◆ **Directive**:
Faithfully return all lines, omitting every embedded picture.
— Begin —
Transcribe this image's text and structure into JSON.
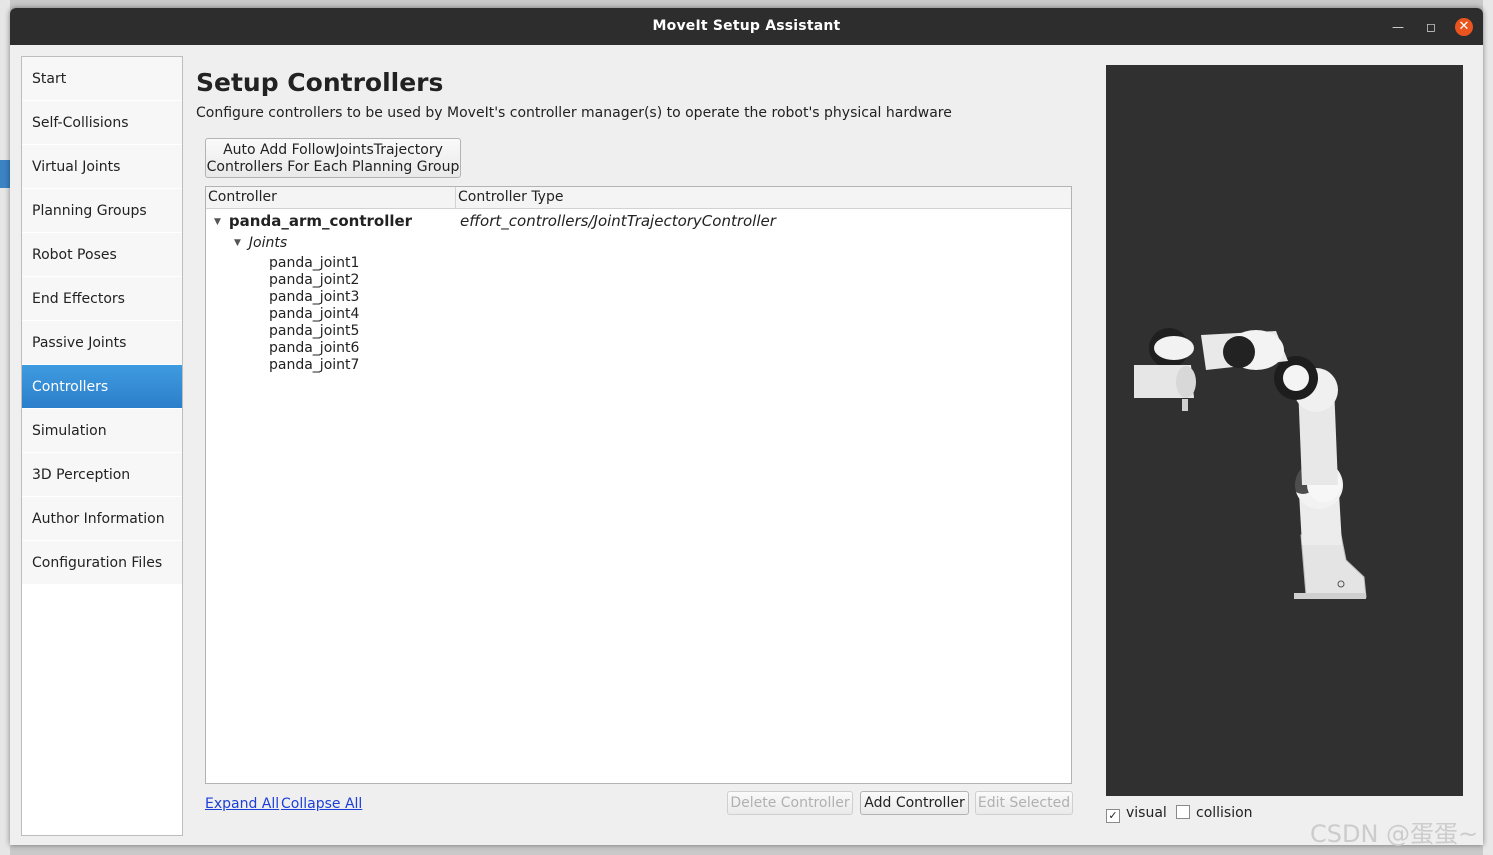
{
  "window": {
    "title": "MoveIt Setup Assistant"
  },
  "titlebar_icons": {
    "minimize": "minimize-icon",
    "maximize": "maximize-icon",
    "close": "close-icon"
  },
  "sidebar": {
    "items": [
      {
        "label": "Start"
      },
      {
        "label": "Self-Collisions"
      },
      {
        "label": "Virtual Joints"
      },
      {
        "label": "Planning Groups"
      },
      {
        "label": "Robot Poses"
      },
      {
        "label": "End Effectors"
      },
      {
        "label": "Passive Joints"
      },
      {
        "label": "Controllers"
      },
      {
        "label": "Simulation"
      },
      {
        "label": "3D Perception"
      },
      {
        "label": "Author Information"
      },
      {
        "label": "Configuration Files"
      }
    ],
    "active": "Controllers"
  },
  "main": {
    "title": "Setup Controllers",
    "description": "Configure controllers to be used by MoveIt's controller manager(s) to operate the robot's physical hardware",
    "auto_add_button": {
      "line1": "Auto Add FollowJointsTrajectory",
      "line2": "Controllers For Each Planning Group"
    },
    "tree": {
      "columns": [
        "Controller",
        "Controller Type"
      ],
      "controller": {
        "name": "panda_arm_controller",
        "type": "effort_controllers/JointTrajectoryController"
      },
      "joints_label": "Joints",
      "joints": [
        "panda_joint1",
        "panda_joint2",
        "panda_joint3",
        "panda_joint4",
        "panda_joint5",
        "panda_joint6",
        "panda_joint7"
      ]
    },
    "links": {
      "expand_all": "Expand All",
      "collapse_all": "Collapse All"
    },
    "buttons": {
      "delete": "Delete Controller",
      "add": "Add Controller",
      "edit": "Edit Selected"
    }
  },
  "viewer": {
    "visual_label": "visual",
    "visual_checked": true,
    "collision_label": "collision",
    "collision_checked": false,
    "background_color": "#303030"
  },
  "watermark": "CSDN @蛋蛋~"
}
— End —
◆ **Exercise output**:
Transcribe this image's text and structure into JSON.
{
  "window": {
    "title": "MoveIt Setup Assistant"
  },
  "titlebar_icons": {
    "minimize": "minimize-icon",
    "maximize": "maximize-icon",
    "close": "close-icon"
  },
  "sidebar": {
    "items": [
      {
        "label": "Start"
      },
      {
        "label": "Self-Collisions"
      },
      {
        "label": "Virtual Joints"
      },
      {
        "label": "Planning Groups"
      },
      {
        "label": "Robot Poses"
      },
      {
        "label": "End Effectors"
      },
      {
        "label": "Passive Joints"
      },
      {
        "label": "Controllers"
      },
      {
        "label": "Simulation"
      },
      {
        "label": "3D Perception"
      },
      {
        "label": "Author Information"
      },
      {
        "label": "Configuration Files"
      }
    ],
    "active": "Controllers"
  },
  "main": {
    "title": "Setup Controllers",
    "description": "Configure controllers to be used by MoveIt's controller manager(s) to operate the robot's physical hardware",
    "auto_add_button": {
      "line1": "Auto Add FollowJointsTrajectory",
      "line2": "Controllers For Each Planning Group"
    },
    "tree": {
      "columns": [
        "Controller",
        "Controller Type"
      ],
      "controller": {
        "name": "panda_arm_controller",
        "type": "effort_controllers/JointTrajectoryController"
      },
      "joints_label": "Joints",
      "joints": [
        "panda_joint1",
        "panda_joint2",
        "panda_joint3",
        "panda_joint4",
        "panda_joint5",
        "panda_joint6",
        "panda_joint7"
      ]
    },
    "links": {
      "expand_all": "Expand All",
      "collapse_all": "Collapse All"
    },
    "buttons": {
      "delete": "Delete Controller",
      "add": "Add Controller",
      "edit": "Edit Selected"
    }
  },
  "viewer": {
    "visual_label": "visual",
    "visual_checked": true,
    "collision_label": "collision",
    "collision_checked": false,
    "background_color": "#303030"
  },
  "watermark": "CSDN @蛋蛋~"
}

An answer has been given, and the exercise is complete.